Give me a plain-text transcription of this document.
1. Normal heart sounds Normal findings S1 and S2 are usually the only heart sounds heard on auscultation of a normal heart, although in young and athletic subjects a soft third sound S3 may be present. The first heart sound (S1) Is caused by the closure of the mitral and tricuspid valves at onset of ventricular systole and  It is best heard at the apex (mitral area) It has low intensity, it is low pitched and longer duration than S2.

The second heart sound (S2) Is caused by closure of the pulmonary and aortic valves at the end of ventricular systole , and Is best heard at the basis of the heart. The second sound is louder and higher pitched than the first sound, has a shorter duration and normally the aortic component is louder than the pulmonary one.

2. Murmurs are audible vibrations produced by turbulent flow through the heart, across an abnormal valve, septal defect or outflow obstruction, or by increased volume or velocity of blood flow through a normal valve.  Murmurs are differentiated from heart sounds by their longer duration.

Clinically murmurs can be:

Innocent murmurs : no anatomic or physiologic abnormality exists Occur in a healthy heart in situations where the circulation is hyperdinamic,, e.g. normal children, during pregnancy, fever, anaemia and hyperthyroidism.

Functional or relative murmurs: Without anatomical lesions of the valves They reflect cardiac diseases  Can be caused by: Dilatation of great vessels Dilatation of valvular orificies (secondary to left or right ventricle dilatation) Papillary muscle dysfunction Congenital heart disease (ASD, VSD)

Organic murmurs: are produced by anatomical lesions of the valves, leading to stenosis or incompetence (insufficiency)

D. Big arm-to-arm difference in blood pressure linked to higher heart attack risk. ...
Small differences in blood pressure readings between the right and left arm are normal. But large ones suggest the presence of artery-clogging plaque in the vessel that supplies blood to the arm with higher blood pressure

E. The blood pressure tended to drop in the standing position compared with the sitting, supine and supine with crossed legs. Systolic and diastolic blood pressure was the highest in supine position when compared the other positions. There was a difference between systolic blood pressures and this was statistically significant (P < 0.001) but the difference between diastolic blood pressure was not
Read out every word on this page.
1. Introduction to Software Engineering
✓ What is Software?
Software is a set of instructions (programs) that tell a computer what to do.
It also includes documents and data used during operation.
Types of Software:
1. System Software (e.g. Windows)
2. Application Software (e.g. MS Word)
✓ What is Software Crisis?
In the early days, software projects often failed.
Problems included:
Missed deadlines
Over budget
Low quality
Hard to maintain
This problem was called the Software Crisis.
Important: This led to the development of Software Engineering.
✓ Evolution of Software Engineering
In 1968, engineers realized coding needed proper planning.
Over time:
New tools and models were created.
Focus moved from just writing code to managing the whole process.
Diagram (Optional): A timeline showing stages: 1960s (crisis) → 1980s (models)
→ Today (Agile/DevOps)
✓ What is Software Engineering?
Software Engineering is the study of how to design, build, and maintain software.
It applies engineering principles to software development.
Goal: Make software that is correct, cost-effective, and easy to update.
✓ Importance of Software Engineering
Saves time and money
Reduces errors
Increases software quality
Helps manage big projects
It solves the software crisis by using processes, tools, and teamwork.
________________________________________
Reproduce all the records precisely.

__Completed exercise__
Give me a plain-text transcription of this document.
1. Normal heart sounds Normal findings S1 and S2 are usually the only heart sounds heard on auscultation of a normal heart, although in young and athletic subjects a soft third sound S3 may be present. The first heart sound (S1) Is caused by the closure of the mitral and tricuspid valves at onset of ventricular systole and  It is best heard at the apex (mitral area) It has low intensity, it is low pitched and longer duration than S2.

The second heart sound (S2) Is caused by closure of the pulmonary and aortic valves at the end of ventricular systole , and Is best heard at the basis of the heart. The second sound is louder and higher pitched than the first sound, has a shorter duration and normally the aortic component is louder than the pulmonary one.

2. Murmurs are audible vibrations produced by turbulent flow through the heart, across an abnormal valve, septal defect or outflow obstruction, or by increased volume or velocity of blood flow through a normal valve.  Murmurs are differentiated from heart sounds by their longer duration.

Clinically murmurs can be:

Innocent murmurs : no anatomic or physiologic abnormality exists Occur in a healthy heart in situations where the circulation is hyperdinamic,, e.g. normal children, during pregnancy, fever, anaemia and hyperthyroidism.

Functional or relative murmurs: Without anatomical lesions of the valves They reflect cardiac diseases  Can be caused by: Dilatation of great vessels Dilatation of valvular orificies (secondary to left or right ventricle dilatation) Papillary muscle dysfunction Congenital heart disease (ASD, VSD)

Organic murmurs: are produced by anatomical lesions of the valves, leading to stenosis or incompetence (insufficiency)

D. Big arm-to-arm difference in blood pressure linked to higher heart attack risk. ...
Small differences in blood pressure readings between the right and left arm are normal. But large ones suggest the presence of artery-clogging plaque in the vessel that supplies blood to the arm with higher blood pressure

E. The blood pressure tended to drop in the standing position compared with the sitting, supine and supine with crossed legs. Systolic and diastolic blood pressure was the highest in supine position when compared the other positions. There was a difference between systolic blood pressures and this was statistically significant (P < 0.001) but the difference between diastolic blood pressure was not
Read out every word on this page.
1. Introduction to Software Engineering
✓ What is Software?
Software is a set of instructions (programs) that tell a computer what to do.
It also includes documents and data used during operation.
Types of Software:
1. System Software (e.g. Windows)
2. Application Software (e.g. MS Word)
✓ What is Software Crisis?
In the early days, software projects often failed.
Problems included:
Missed deadlines
Over budget
Low quality
Hard to maintain
This problem was called the Software Crisis.
Important: This led to the development of Software Engineering.
✓ Evolution of Software Engineering
In 1968, engineers realized coding needed proper planning.
Over time:
New tools and models were created.
Focus moved from just writing code to managing the whole process.
Diagram (Optional): A timeline showing stages: 1960s (crisis) → 1980s (models)
→ Today (Agile/DevOps)
✓ What is Software Engineering?
Software Engineering is the study of how to design, build, and maintain software.
It applies engineering principles to software development.
Goal: Make software that is correct, cost-effective, and easy to update.
✓ Importance of Software Engineering
Saves time and money
Reduces errors
Increases software quality
Helps manage big projects
It solves the software crisis by using processes, tools, and teamwork.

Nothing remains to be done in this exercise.